Polyamory Weekly mention, and why couples should care about couple privilege


September 10, 2012 by aggiesez

Many thanks to my friend Cunning Minx for spending a chunk of this week’s Polyamory Weekly podcast telling her many listeners about this blog! I’m so honored! I’ve loved Minx’s work for years, and I think she’s one of the brightest leaders in the poly community.

This especially means a lot to me because like me, Minx is a poly person who does not have and (as far as I know) does not seem to be seeking a primary-style relationship (spouse-like or cohabitating). I also know she has faced many of the same issues I face.

Go listen to that episode. It’s great. Not just because she mentioned SoloPoly.net, but because of this bit of listener feedback she got, which I also found extremely touching, validating, and encouraging. It gets to the heart of why it’s important for couples to care about couple privilege…

The listener feedback segment starts about 29 minutes into the episode.

Back on August 4, Minx wrote a blog post, From two to three: advice on opening up from an HBB. That sparked my Sept. 5 post, Poly couples: What do you really have to offer new partners? (Minx also covered this topic in her Aug. 9 podcast.)

This week, Minx got a $50 tip and a heartfelt note from listener Joan, who is in a primary partnership couple. Here’s what Joan had to say to Minx:

I just put $50 in your tip jar to thank you for the “advice on how to welcome a third” podcast which explains your point of you. I just steered my vee relationship off the rails, and I couldn’t understand why it happened. This podcast illuminated that we pretty much went at everything the wrong way, and why it was the wrong way — and what it was that our third partner Michelle was trying to tell us and ask for all along but we didn’t get it.

I don’t know if I can ever get that relationship back, but you’ve brought me some priceless understanding. And that I hope gives Michelle some much-deserved validation, and a little help in the healing process. Thank you for that.”

────────────────────────────────────────

**Task instructions:**
1. According to the blog post, about how many minutes into the episode does the listener feedback segment start?
2. Extract the passage of the blog post between "This especially means" and "Aug. 9 podcast.)", inclusive.
The items after the blog post are separate material with no connection to it.

**Given information:**

────────────────────────────────────────

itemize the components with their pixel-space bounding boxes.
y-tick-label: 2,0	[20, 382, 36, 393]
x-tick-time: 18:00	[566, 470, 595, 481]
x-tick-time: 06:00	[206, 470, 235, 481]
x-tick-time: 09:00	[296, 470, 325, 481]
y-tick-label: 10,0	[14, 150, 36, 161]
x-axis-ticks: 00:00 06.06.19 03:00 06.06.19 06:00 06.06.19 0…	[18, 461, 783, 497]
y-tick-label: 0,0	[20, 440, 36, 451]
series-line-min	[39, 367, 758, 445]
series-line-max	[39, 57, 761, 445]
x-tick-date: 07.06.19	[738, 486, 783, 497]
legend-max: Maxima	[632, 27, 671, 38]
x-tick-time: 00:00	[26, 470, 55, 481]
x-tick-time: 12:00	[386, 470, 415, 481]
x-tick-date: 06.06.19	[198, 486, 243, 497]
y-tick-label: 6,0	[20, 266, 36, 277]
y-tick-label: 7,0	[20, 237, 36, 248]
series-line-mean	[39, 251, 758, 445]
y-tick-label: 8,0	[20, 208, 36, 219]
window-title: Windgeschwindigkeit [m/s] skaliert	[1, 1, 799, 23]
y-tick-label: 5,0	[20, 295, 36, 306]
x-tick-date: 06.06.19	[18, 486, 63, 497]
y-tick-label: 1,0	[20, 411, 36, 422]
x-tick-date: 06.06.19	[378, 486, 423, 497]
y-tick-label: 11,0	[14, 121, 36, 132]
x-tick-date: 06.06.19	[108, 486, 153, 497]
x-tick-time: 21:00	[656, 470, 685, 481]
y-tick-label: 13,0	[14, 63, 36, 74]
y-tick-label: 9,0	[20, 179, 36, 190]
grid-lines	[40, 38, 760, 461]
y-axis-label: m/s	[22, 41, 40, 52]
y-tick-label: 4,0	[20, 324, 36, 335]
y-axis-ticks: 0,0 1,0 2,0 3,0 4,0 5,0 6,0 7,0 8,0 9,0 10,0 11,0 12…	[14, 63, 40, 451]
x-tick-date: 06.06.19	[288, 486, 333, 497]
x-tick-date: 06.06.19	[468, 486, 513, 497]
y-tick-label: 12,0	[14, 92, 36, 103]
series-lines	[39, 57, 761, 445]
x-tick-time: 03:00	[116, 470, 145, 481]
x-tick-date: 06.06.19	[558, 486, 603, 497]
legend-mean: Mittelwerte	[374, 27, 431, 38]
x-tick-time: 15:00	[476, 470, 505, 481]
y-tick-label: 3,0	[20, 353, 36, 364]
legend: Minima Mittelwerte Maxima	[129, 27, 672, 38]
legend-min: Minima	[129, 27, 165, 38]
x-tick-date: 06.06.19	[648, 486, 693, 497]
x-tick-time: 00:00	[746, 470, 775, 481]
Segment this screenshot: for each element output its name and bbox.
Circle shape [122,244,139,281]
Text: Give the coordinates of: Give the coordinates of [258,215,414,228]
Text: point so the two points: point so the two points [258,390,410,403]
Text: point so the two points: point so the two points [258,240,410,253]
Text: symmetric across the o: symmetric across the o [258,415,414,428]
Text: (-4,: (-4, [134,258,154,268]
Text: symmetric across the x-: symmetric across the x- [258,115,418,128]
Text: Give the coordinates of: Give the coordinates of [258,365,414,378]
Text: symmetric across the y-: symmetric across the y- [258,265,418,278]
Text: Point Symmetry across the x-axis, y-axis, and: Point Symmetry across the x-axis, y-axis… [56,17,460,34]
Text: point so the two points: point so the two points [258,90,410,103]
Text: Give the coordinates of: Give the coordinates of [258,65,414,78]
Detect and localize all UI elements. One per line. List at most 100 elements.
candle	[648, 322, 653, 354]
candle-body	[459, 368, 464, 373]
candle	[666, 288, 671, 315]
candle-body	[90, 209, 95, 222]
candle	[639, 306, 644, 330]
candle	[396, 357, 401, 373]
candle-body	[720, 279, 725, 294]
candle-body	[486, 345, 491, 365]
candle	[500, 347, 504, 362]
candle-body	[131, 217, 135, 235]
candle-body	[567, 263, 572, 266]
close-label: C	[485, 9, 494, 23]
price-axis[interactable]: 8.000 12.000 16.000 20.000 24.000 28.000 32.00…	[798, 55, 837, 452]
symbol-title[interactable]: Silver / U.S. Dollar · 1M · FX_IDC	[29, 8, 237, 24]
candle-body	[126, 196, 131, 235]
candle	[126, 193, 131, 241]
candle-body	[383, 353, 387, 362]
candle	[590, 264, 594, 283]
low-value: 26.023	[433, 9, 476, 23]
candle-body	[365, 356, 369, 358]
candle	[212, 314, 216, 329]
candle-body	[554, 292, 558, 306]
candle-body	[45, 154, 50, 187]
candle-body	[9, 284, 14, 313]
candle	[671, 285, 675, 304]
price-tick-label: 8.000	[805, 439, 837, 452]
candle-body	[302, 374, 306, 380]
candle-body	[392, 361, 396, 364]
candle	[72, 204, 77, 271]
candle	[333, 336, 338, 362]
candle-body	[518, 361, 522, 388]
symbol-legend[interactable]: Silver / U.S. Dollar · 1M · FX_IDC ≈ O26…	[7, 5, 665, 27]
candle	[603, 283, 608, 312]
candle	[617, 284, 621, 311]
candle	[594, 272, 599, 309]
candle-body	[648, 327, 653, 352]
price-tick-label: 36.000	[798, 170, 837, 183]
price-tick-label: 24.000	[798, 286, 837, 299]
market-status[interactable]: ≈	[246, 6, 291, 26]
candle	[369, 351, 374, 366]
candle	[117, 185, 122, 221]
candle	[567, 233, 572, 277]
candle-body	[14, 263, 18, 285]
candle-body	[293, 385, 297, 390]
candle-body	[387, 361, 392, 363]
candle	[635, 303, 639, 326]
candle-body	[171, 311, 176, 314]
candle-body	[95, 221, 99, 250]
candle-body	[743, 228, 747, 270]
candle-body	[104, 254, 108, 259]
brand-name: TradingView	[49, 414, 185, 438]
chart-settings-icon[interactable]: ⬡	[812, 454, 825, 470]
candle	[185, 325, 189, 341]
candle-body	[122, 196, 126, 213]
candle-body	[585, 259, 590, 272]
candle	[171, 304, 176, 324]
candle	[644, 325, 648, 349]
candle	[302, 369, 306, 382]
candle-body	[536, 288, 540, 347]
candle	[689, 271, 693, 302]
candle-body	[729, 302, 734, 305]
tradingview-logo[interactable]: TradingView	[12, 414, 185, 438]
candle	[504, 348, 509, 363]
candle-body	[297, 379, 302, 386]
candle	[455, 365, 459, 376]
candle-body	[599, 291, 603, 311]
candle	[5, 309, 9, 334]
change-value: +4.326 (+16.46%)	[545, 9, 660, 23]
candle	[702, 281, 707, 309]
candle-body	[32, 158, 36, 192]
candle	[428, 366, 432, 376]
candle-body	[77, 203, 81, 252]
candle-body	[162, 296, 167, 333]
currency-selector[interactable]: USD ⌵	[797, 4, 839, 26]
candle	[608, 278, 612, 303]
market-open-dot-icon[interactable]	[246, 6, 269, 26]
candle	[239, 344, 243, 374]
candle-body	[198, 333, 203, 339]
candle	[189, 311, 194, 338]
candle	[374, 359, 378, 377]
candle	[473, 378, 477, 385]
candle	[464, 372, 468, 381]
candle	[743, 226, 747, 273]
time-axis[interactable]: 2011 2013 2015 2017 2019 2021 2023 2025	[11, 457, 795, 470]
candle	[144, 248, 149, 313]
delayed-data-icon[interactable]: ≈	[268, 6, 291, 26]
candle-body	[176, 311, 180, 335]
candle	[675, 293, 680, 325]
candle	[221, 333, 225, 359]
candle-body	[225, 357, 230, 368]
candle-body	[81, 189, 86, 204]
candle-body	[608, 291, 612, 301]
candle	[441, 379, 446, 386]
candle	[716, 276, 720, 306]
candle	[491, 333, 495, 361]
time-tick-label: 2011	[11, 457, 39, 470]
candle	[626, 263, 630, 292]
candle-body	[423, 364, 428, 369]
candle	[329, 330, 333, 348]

────────────────────────────────────────

**Solution set:**
1. About 29 minutes.

2.
This especially means a lot to me because like me, Minx is a poly person who does not have and (as far as I know) does not seem to be seeking a primary-style relationship (spouse-like or cohabitating). I also know she has faced many of the same issues I face.

Go listen to that episode. It’s great. Not just because she mentioned SoloPoly.net, but because of this bit of listener feedback she got, which I also found extremely touching, validating, and encouraging. It gets to the heart of why it’s important for couples to care about couple privilege…

The listener feedback segment starts about 29 minutes into the episode.

Back on August 4, Minx wrote a blog post, From two to three: advice on opening up from an HBB. That sparked my Sept. 5 post, Poly couples: What do you really have to offer new partners? (Minx also covered this topic in her Aug. 9 podcast.)